__WHAT TO WORK ON__
Rewrite the rows from the first one through the row containing "legend: BCL inhibitor", inclusive, replacing "legend-marker" with "legend-swatch" and keeping everything else identical.

------------------------------------------------

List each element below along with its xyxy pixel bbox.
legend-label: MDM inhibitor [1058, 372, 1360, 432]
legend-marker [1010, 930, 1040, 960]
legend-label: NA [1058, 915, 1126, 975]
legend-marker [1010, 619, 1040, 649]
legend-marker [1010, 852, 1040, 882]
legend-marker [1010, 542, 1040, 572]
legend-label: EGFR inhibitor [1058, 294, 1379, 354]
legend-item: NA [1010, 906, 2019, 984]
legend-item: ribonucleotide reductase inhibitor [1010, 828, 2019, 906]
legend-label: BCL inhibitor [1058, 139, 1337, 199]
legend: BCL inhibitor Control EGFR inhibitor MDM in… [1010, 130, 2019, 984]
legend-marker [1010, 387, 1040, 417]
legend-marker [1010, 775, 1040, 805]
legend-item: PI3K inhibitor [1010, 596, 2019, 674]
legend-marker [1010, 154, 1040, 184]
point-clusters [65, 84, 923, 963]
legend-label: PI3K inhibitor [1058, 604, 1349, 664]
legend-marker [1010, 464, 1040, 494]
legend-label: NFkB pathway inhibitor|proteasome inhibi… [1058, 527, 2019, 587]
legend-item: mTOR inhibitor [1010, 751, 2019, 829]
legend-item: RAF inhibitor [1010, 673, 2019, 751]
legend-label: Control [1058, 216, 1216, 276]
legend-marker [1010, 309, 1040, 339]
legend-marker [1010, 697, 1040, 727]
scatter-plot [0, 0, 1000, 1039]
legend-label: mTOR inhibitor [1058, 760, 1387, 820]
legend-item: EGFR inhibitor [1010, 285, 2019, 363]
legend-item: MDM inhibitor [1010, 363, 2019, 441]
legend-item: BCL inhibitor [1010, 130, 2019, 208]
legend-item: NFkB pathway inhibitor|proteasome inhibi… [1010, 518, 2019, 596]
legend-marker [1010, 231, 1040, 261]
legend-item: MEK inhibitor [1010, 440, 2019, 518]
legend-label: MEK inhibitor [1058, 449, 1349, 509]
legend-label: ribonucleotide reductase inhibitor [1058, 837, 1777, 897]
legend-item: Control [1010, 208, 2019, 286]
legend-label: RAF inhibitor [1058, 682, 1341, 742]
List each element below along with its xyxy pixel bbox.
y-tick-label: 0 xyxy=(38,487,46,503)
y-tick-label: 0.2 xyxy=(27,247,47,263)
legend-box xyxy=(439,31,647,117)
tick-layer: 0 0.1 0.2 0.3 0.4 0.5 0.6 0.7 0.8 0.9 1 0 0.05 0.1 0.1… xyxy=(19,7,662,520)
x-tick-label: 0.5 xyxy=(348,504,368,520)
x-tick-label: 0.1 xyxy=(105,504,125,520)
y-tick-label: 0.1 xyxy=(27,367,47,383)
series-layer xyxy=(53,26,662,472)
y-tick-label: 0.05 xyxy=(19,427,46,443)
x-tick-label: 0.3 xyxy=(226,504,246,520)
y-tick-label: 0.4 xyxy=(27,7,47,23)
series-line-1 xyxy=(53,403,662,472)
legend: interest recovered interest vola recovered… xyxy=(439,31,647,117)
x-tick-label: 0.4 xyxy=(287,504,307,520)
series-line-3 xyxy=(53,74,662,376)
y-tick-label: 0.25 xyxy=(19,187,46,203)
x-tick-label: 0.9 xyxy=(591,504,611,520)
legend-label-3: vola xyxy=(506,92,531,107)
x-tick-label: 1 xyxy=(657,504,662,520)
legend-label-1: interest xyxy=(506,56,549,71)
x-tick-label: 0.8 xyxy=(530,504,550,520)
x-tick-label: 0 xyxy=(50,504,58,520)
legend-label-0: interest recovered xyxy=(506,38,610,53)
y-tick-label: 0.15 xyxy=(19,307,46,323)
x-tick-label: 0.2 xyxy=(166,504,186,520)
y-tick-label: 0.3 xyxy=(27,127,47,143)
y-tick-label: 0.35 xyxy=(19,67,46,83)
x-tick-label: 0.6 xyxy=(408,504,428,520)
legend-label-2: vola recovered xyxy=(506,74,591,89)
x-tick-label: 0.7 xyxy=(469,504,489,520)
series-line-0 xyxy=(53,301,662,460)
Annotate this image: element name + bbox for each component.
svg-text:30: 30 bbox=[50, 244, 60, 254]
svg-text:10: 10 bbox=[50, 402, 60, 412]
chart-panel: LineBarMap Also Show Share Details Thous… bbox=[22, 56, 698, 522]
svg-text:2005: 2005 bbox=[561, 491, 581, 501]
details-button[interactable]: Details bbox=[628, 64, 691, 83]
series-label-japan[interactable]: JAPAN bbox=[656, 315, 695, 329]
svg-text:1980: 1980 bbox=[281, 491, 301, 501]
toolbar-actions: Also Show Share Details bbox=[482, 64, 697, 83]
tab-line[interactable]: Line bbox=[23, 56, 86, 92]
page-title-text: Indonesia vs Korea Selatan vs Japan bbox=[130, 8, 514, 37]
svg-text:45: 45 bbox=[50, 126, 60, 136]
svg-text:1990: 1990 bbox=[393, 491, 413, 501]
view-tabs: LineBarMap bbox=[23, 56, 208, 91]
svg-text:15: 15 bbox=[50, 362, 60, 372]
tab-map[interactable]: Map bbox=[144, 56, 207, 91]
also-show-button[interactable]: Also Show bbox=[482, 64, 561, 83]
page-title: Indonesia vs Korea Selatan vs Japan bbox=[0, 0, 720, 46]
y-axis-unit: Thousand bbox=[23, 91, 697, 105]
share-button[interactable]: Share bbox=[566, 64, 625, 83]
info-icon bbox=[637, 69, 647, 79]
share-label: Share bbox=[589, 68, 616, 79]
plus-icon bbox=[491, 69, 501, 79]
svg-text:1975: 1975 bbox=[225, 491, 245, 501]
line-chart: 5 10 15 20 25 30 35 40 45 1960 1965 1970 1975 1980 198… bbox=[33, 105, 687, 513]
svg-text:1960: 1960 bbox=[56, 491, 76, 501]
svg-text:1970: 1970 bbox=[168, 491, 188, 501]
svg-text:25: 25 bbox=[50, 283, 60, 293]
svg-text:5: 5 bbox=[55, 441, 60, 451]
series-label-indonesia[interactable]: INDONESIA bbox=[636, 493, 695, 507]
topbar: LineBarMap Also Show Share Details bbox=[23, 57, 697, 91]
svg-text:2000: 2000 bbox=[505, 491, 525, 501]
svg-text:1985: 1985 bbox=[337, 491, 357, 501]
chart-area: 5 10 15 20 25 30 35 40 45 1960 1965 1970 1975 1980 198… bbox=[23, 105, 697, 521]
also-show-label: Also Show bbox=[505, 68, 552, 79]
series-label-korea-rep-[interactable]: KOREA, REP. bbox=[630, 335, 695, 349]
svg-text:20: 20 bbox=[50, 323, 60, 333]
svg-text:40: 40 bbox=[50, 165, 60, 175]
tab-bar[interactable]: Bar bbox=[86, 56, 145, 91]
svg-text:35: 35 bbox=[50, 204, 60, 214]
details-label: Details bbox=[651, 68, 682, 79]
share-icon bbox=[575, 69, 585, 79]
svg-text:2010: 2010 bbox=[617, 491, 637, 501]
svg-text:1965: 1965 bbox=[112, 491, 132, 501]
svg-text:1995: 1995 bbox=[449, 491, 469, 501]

------------------------------------------------

__WRITTEN RESPONSE__
List each element below along with its xyxy pixel bbox.
legend-label: MDM inhibitor [1058, 372, 1360, 432]
legend-swatch [1010, 930, 1040, 960]
legend-label: NA [1058, 915, 1126, 975]
legend-swatch [1010, 619, 1040, 649]
legend-swatch [1010, 852, 1040, 882]
legend-swatch [1010, 542, 1040, 572]
legend-label: EGFR inhibitor [1058, 294, 1379, 354]
legend-item: NA [1010, 906, 2019, 984]
legend-item: ribonucleotide reductase inhibitor [1010, 828, 2019, 906]
legend-label: BCL inhibitor [1058, 139, 1337, 199]
legend: BCL inhibitor Control EGFR inhibitor MDM in… [1010, 130, 2019, 984]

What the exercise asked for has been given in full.